## Goal
Extract each line of the data below exactly as written.

## Records shown
-- BEGIN --

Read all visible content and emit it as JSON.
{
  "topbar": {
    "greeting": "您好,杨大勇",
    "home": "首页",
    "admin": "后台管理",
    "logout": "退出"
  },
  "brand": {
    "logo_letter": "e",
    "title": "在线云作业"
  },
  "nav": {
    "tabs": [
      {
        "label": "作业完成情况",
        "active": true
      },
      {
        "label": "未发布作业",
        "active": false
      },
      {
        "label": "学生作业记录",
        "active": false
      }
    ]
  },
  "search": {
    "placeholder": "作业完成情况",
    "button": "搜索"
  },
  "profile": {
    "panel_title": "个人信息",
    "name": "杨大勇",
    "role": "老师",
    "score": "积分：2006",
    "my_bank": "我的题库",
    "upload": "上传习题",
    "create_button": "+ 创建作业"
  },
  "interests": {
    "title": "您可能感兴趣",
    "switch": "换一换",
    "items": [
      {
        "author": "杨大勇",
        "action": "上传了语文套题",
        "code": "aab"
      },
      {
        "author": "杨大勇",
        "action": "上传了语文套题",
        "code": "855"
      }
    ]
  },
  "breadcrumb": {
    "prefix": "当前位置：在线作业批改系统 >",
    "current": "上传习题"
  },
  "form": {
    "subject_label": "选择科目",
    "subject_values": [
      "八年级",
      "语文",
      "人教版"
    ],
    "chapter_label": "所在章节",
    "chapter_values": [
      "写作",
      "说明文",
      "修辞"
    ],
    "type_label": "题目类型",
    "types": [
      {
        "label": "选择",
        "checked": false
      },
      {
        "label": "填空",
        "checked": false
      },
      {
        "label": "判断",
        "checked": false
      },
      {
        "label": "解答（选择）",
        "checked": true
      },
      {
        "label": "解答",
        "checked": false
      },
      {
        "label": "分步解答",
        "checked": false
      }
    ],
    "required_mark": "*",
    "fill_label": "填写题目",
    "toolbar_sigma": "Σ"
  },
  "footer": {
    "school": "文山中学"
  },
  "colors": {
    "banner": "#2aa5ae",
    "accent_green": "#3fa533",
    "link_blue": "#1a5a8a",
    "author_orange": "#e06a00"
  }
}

-- END --

## Answer to this problem
Read all visible content and emit it as JSON.
{
  "topbar": {
    "greeting": "您好,杨大勇",
    "home": "首页",
    "admin": "后台管理",
    "logout": "退出"
  },
  "brand": {
    "logo_letter": "e",
    "title": "在线云作业"
  },
  "nav": {
    "tabs": [
      {
        "label": "作业完成情况",
        "active": true
      },
      {
        "label": "未发布作业",
        "active": false
      },
      {
        "label": "学生作业记录",
        "active": false
      }
    ]
  },
  "search": {
    "placeholder": "作业完成情况",
    "button": "搜索"
  },
  "profile": {
    "panel_title": "个人信息",
    "name": "杨大勇",
    "role": "老师",
    "score": "积分：2006",
    "my_bank": "我的题库",
    "upload": "上传习题",
    "create_button": "+ 创建作业"
  },
  "interests": {
    "title": "您可能感兴趣",
    "switch": "换一换",
    "items": [
      {
        "author": "杨大勇",
        "action": "上传了语文套题",
        "code": "aab"
      },
      {
        "author": "杨大勇",
        "action": "上传了语文套题",
        "code": "855"
      }
    ]
  },
  "breadcrumb": {
    "prefix": "当前位置：在线作业批改系统 >",
    "current": "上传习题"
  },
  "form": {
    "subject_label": "选择科目",
    "subject_values": [
      "八年级",
      "语文",
      "人教版"
    ],
    "chapter_label": "所在章节",
    "chapter_values": [
      "写作",
      "说明文",
      "修辞"
    ],
    "type_label": "题目类型",
    "types": [
      {
        "label": "选择",
        "checked": false
      },
      {
        "label": "填空",
        "checked": false
      },
      {
        "label": "判断",
        "checked": false
      },
      {
        "label": "解答（选择）",
        "checked": true
      },
      {
        "label": "解答",
        "checked": false
      },
      {
        "label": "分步解答",
        "checked": false
      }
    ],
    "required_mark": "*",
    "fill_label": "填写题目",
    "toolbar_sigma": "Σ"
  },
  "footer": {
    "school": "文山中学"
  },
  "colors": {
    "banner": "#2aa5ae",
    "accent_green": "#3fa533",
    "link_blue": "#1a5a8a",
    "author_orange": "#e06a00"
  }
}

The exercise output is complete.